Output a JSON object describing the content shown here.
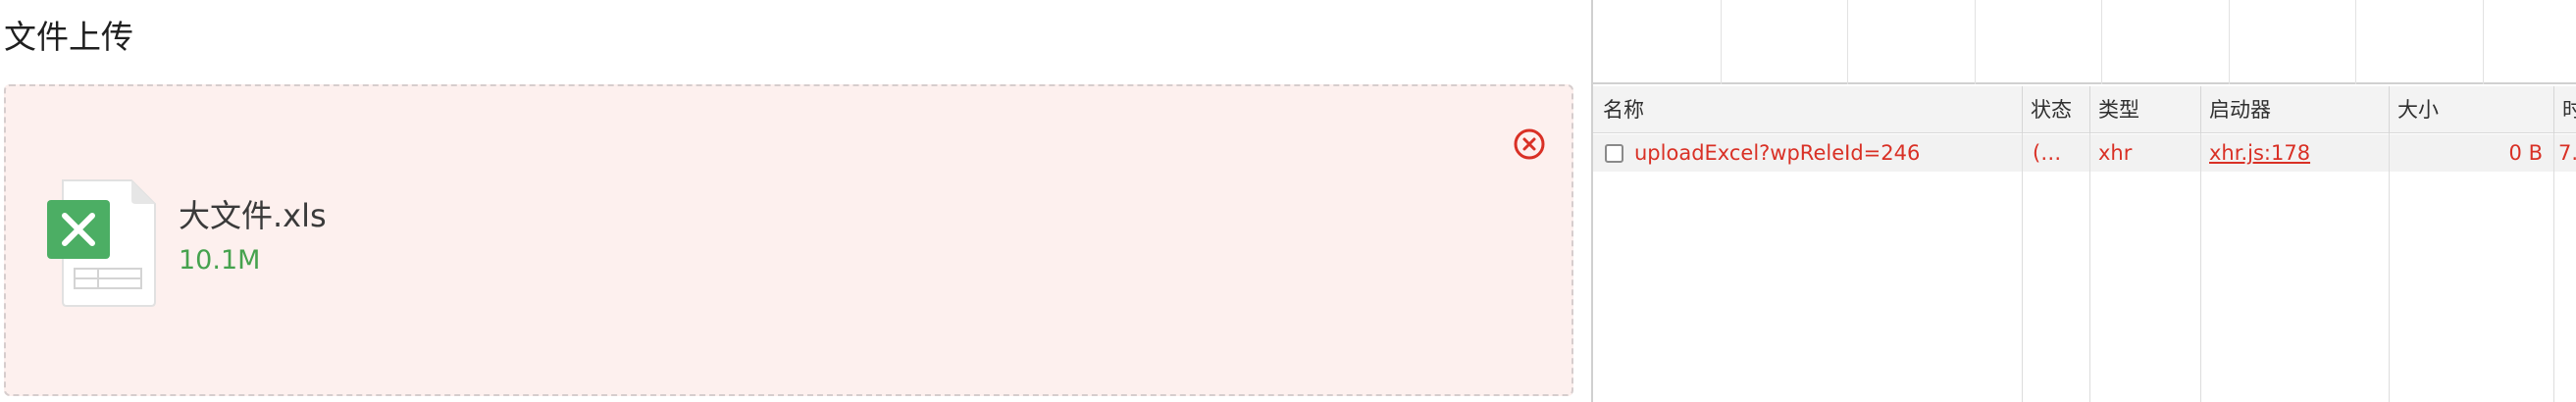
{
  "upload": {
    "title": "文件上传",
    "file": {
      "name": "大文件.xls",
      "size": "10.1M",
      "icon": "excel-file-icon"
    },
    "remove_icon": "close-circle-icon",
    "colors": {
      "panel_bg": "#fdf0ee",
      "size_text": "#46a24e",
      "remove": "#d93025",
      "excel_green": "#4cae64"
    }
  },
  "network": {
    "columns": [
      "名称",
      "状态",
      "类型",
      "启动器",
      "大小",
      "时"
    ],
    "rows": [
      {
        "name": "uploadExcel?wpReleId=246",
        "status": "(…",
        "type": "xhr",
        "initiator": "xhr.js:178",
        "size": "0 B",
        "time": "7."
      }
    ],
    "colors": {
      "error_text": "#d93025"
    }
  }
}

══════════════════════════════

Every line is to be duplicated exactly, though pictures stay out.

**Complete response:**
Output a JSON object describing the content shown here.
{
  "upload": {
    "title": "文件上传",
    "file": {
      "name": "大文件.xls",
      "size": "10.1M",
      "icon": "excel-file-icon"
    },
    "remove_icon": "close-circle-icon",
    "colors": {
      "panel_bg": "#fdf0ee",
      "size_text": "#46a24e",
      "remove": "#d93025",
      "excel_green": "#4cae64"
    }
  },
  "network": {
    "columns": [
      "名称",
      "状态",
      "类型",
      "启动器",
      "大小",
      "时"
    ],
    "rows": [
      {
        "name": "uploadExcel?wpReleId=246",
        "status": "(…",
        "type": "xhr",
        "initiator": "xhr.js:178",
        "size": "0 B",
        "time": "7."
      }
    ],
    "colors": {
      "error_text": "#d93025"
    }
  }
}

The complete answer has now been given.